**Description of the task**
In the listing below, find every line containing "structured" and copy it out.

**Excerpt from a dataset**
--- Begin ---

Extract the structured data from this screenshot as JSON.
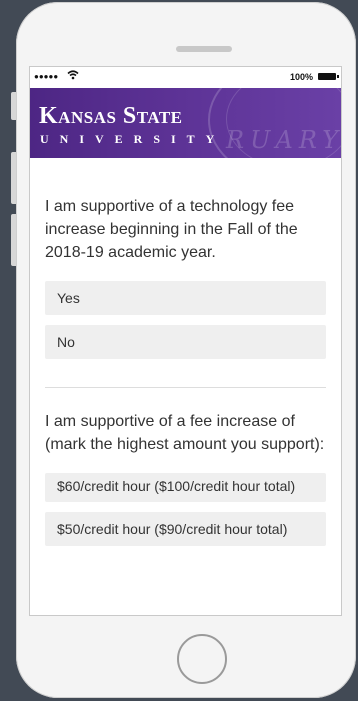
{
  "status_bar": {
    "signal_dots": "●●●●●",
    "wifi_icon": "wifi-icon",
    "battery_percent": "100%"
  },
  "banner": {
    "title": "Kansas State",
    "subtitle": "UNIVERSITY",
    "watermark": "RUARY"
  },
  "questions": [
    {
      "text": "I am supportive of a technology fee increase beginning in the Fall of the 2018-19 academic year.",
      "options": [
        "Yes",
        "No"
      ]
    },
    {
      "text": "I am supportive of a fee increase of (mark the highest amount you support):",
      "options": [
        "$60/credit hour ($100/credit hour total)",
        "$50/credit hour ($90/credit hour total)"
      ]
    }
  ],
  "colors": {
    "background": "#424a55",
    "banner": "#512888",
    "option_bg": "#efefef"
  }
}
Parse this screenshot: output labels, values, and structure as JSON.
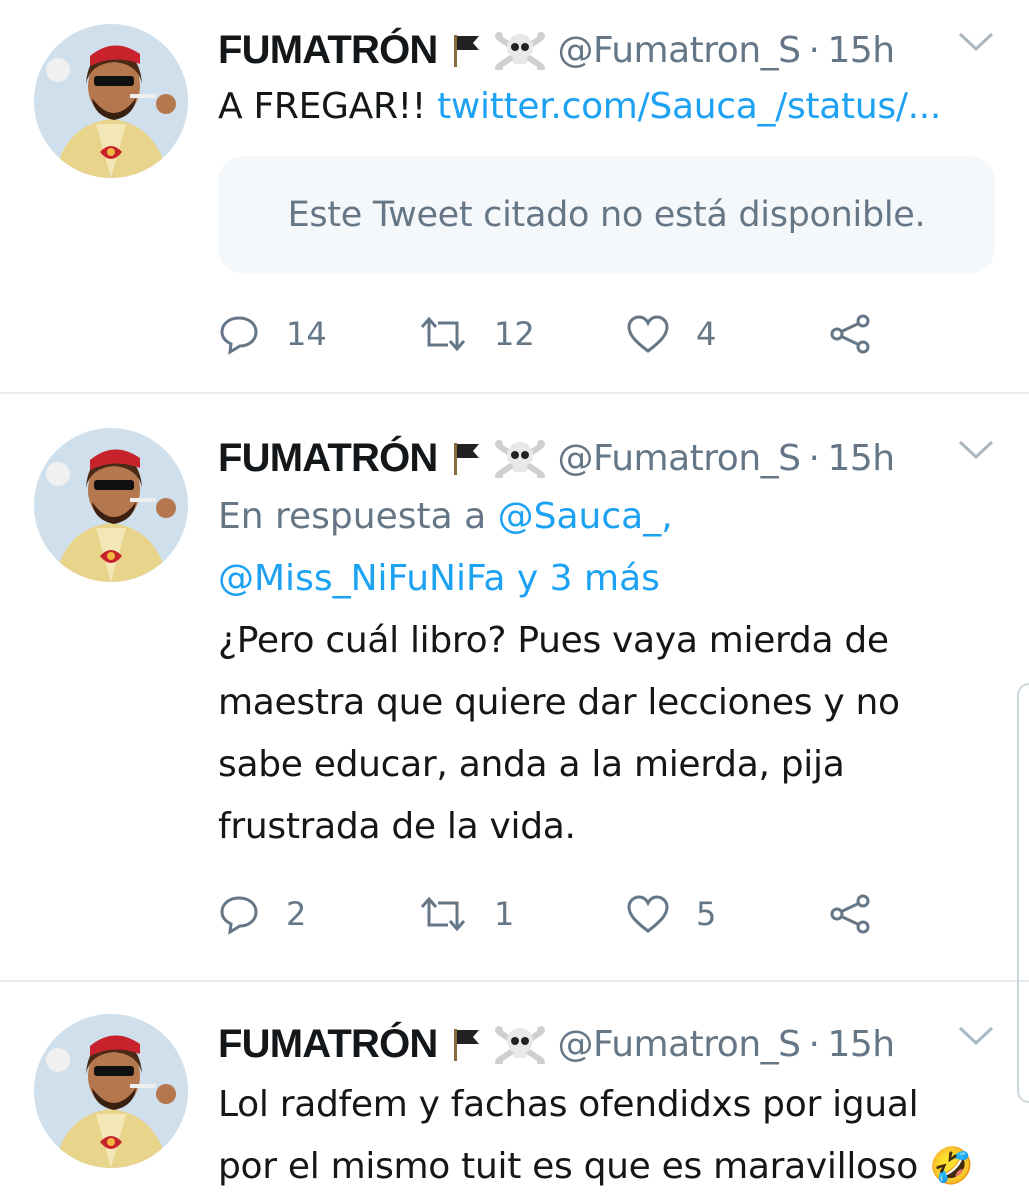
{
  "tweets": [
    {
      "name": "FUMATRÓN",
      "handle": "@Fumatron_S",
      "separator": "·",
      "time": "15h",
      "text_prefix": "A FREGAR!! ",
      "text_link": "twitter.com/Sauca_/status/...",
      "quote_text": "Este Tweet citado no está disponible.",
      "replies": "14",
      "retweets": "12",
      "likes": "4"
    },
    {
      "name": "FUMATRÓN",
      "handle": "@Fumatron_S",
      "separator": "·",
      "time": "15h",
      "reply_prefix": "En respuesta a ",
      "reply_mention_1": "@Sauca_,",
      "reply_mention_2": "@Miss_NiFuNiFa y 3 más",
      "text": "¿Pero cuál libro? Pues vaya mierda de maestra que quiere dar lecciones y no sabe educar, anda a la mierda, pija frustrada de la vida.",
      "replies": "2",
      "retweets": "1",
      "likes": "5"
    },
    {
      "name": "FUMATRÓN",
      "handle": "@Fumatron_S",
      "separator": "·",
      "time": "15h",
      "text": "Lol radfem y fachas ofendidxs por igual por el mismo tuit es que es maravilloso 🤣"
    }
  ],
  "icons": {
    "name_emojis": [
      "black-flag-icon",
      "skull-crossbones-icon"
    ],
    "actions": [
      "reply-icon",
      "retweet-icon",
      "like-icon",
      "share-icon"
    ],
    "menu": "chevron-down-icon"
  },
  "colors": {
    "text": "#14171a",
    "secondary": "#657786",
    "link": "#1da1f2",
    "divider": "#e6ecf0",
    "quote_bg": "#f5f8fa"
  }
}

--- End ---
--- Begin ---

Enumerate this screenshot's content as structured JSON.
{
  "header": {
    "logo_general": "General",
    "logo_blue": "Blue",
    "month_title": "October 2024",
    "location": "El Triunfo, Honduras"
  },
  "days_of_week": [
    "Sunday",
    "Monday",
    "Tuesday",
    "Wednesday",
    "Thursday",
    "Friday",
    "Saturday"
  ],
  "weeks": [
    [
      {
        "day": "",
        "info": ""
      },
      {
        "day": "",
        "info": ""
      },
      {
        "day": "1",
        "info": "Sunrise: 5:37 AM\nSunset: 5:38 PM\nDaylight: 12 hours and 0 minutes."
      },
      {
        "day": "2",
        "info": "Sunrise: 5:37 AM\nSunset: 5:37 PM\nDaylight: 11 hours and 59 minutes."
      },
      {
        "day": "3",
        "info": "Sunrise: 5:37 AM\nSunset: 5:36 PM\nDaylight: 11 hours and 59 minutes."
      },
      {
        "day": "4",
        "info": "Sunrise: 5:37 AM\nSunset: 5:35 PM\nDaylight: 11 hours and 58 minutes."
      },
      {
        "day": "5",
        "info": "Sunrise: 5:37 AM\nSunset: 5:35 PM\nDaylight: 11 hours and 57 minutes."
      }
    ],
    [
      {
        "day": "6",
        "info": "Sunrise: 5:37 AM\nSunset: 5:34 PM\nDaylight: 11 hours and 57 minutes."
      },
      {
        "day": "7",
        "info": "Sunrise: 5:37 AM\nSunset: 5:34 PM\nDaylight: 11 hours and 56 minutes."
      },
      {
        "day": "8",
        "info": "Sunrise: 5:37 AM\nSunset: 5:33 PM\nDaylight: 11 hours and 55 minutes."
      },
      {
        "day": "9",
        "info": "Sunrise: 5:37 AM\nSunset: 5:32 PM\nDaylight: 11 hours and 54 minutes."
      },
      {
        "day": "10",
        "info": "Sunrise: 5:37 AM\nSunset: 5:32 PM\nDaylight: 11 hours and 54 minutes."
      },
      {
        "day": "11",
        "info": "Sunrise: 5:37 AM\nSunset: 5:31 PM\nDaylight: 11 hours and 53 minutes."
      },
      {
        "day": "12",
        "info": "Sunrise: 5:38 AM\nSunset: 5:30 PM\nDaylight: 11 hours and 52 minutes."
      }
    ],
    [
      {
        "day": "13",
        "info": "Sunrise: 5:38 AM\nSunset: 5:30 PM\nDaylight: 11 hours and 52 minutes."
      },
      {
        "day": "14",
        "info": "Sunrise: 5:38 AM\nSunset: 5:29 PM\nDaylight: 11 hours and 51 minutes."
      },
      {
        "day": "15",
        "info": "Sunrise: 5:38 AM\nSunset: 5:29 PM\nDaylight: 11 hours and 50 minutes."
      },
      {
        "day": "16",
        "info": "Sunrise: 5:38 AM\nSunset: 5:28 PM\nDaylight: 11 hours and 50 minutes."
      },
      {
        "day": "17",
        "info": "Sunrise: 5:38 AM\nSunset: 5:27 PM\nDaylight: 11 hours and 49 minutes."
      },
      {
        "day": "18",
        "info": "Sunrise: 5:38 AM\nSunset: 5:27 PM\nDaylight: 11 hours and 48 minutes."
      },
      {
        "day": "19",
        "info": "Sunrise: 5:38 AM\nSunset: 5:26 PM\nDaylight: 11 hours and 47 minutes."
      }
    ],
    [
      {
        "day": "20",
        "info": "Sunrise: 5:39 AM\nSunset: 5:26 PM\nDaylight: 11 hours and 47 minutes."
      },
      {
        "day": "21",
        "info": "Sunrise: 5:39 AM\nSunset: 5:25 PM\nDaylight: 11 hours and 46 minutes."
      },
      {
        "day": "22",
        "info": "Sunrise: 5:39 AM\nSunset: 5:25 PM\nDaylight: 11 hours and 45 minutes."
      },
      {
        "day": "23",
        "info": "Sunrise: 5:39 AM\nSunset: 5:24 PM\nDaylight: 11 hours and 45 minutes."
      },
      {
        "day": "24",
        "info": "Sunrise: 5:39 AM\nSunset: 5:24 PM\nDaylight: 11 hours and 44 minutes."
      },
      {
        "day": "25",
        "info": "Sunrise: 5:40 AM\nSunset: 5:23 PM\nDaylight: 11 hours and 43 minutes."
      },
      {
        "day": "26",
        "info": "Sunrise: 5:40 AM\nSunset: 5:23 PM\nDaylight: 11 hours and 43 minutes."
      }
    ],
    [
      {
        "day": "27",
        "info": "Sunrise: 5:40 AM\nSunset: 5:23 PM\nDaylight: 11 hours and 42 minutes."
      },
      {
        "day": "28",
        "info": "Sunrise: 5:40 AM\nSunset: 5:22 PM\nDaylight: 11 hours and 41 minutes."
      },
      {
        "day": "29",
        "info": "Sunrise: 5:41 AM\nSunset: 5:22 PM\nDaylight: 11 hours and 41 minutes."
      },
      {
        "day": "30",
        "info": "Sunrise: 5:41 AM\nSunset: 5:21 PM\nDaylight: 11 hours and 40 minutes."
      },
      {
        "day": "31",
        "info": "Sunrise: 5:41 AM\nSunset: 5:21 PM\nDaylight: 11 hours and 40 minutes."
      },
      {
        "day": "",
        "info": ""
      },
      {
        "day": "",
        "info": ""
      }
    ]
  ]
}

--- End ---

**Problem solution**
Extract the structured data from this screenshot as JSON.
Enumerate this screenshot's content as structured JSON.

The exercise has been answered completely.